> _WHAT TO PRODUCE_
Transcribe the full listing below exactly.

> _DATA PROVIDED_

********************

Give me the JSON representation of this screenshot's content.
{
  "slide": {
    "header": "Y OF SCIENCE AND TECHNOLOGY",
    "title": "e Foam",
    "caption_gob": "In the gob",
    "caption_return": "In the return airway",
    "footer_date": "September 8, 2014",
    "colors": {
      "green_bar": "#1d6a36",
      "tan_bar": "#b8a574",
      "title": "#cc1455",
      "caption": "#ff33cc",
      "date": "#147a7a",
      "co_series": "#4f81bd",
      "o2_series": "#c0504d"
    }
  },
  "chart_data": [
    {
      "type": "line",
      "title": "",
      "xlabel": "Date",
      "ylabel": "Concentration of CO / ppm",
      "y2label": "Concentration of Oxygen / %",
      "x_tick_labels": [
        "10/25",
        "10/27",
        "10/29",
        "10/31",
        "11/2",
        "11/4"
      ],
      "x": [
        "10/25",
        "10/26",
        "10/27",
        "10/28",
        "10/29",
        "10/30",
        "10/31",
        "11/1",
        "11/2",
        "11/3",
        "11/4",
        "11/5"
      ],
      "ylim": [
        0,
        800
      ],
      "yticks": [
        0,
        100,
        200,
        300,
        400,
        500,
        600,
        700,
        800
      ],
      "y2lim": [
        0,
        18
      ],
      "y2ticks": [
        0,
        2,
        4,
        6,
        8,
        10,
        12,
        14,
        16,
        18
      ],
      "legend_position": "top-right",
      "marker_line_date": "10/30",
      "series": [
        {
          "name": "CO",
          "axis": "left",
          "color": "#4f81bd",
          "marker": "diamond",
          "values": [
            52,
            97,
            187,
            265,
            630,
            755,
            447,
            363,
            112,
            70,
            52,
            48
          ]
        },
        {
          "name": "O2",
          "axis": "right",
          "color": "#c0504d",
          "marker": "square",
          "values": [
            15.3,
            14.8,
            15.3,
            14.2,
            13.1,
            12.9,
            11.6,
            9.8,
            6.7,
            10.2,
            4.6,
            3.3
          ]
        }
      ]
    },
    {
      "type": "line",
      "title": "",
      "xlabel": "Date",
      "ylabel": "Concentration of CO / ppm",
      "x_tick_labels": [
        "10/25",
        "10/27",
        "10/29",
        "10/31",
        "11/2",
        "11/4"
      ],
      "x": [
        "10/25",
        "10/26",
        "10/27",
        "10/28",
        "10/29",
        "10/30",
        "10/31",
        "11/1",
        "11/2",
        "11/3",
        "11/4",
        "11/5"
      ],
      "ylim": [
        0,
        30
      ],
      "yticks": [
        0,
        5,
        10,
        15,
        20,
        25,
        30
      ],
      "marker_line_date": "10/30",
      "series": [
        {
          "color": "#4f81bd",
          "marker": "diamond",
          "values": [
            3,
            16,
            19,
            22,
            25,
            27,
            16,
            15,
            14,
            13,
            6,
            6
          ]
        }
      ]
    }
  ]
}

********************

> _CORRECT RESULT_
Give me the JSON representation of this screenshot's content.
{
  "slide": {
    "header": "Y OF SCIENCE AND TECHNOLOGY",
    "title": "e Foam",
    "caption_gob": "In the gob",
    "caption_return": "In the return airway",
    "footer_date": "September 8, 2014",
    "colors": {
      "green_bar": "#1d6a36",
      "tan_bar": "#b8a574",
      "title": "#cc1455",
      "caption": "#ff33cc",
      "date": "#147a7a",
      "co_series": "#4f81bd",
      "o2_series": "#c0504d"
    }
  },
  "chart_data": [
    {
      "type": "line",
      "title": "",
      "xlabel": "Date",
      "ylabel": "Concentration of CO / ppm",
      "y2label": "Concentration of Oxygen / %",
      "x_tick_labels": [
        "10/25",
        "10/27",
        "10/29",
        "10/31",
        "11/2",
        "11/4"
      ],
      "x": [
        "10/25",
        "10/26",
        "10/27",
        "10/28",
        "10/29",
        "10/30",
        "10/31",
        "11/1",
        "11/2",
        "11/3",
        "11/4",
        "11/5"
      ],
      "ylim": [
        0,
        800
      ],
      "yticks": [
        0,
        100,
        200,
        300,
        400,
        500,
        600,
        700,
        800
      ],
      "y2lim": [
        0,
        18
      ],
      "y2ticks": [
        0,
        2,
        4,
        6,
        8,
        10,
        12,
        14,
        16,
        18
      ],
      "legend_position": "top-right",
      "marker_line_date": "10/30",
      "series": [
        {
          "name": "CO",
          "axis": "left",
          "color": "#4f81bd",
          "marker": "diamond",
          "values": [
            52,
            97,
            187,
            265,
            630,
            755,
            447,
            363,
            112,
            70,
            52,
            48
          ]
        },
        {
          "name": "O2",
          "axis": "right",
          "color": "#c0504d",
          "marker": "square",
          "values": [
            15.3,
            14.8,
            15.3,
            14.2,
            13.1,
            12.9,
            11.6,
            9.8,
            6.7,
            10.2,
            4.6,
            3.3
          ]
        }
      ]
    },
    {
      "type": "line",
      "title": "",
      "xlabel": "Date",
      "ylabel": "Concentration of CO / ppm",
      "x_tick_labels": [
        "10/25",
        "10/27",
        "10/29",
        "10/31",
        "11/2",
        "11/4"
      ],
      "x": [
        "10/25",
        "10/26",
        "10/27",
        "10/28",
        "10/29",
        "10/30",
        "10/31",
        "11/1",
        "11/2",
        "11/3",
        "11/4",
        "11/5"
      ],
      "ylim": [
        0,
        30
      ],
      "yticks": [
        0,
        5,
        10,
        15,
        20,
        25,
        30
      ],
      "marker_line_date": "10/30",
      "series": [
        {
          "color": "#4f81bd",
          "marker": "diamond",
          "values": [
            3,
            16,
            19,
            22,
            25,
            27,
            16,
            15,
            14,
            13,
            6,
            6
          ]
        }
      ]
    }
  ]
}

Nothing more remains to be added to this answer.